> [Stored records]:
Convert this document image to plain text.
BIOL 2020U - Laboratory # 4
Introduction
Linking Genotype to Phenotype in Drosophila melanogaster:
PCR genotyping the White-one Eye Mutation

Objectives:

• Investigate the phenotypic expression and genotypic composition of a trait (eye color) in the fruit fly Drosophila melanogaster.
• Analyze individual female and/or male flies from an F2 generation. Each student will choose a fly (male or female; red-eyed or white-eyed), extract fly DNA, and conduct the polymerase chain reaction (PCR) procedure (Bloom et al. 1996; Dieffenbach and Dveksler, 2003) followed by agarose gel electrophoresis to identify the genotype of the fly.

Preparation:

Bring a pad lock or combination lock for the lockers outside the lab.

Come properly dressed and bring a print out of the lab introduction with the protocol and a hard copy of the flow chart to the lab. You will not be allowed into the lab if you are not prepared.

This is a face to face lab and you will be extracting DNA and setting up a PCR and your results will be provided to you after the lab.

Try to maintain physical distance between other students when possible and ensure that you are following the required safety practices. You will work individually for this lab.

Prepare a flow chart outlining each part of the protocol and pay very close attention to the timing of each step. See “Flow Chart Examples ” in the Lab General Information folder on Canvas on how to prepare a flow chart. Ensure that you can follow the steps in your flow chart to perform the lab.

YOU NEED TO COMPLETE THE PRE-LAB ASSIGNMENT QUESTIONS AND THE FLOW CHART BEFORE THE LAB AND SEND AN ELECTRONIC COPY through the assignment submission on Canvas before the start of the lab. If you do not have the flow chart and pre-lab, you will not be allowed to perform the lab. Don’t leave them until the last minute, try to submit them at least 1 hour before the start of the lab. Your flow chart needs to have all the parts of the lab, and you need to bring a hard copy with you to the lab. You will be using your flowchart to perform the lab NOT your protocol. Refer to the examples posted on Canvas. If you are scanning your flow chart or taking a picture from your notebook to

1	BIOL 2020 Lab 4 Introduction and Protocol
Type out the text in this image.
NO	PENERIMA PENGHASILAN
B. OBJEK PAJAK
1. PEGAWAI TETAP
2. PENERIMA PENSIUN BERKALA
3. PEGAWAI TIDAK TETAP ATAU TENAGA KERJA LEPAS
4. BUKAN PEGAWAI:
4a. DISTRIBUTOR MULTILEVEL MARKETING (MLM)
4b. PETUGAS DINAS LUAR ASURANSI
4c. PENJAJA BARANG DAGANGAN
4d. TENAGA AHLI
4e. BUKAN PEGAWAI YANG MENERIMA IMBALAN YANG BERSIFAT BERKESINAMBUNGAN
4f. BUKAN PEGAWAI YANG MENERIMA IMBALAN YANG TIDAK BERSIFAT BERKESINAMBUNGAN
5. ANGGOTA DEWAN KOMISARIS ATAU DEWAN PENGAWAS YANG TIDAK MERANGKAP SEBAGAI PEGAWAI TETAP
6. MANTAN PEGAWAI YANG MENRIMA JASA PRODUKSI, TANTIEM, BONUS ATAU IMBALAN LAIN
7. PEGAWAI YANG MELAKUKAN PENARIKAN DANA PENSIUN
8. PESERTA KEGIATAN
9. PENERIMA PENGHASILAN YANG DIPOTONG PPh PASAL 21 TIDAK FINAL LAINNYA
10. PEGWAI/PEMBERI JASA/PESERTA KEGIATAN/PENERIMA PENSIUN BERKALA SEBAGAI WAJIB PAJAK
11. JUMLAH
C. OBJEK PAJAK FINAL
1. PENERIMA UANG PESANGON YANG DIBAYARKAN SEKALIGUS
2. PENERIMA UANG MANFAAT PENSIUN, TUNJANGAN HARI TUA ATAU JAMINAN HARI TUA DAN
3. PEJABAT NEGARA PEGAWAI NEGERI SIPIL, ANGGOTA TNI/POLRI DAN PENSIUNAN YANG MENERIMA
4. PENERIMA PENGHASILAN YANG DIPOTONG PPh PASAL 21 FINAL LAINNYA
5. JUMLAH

> [Task details]: Identify every line holding the word "PENGHASILAN" and copy it out.

> [Full solution]:
NO	PENERIMA PENGHASILAN
9. PENERIMA PENGHASILAN YANG DIPOTONG PPh PASAL 21 TIDAK FINAL LAINNYA
4. PENERIMA PENGHASILAN YANG DIPOTONG PPh PASAL 21 FINAL LAINNYA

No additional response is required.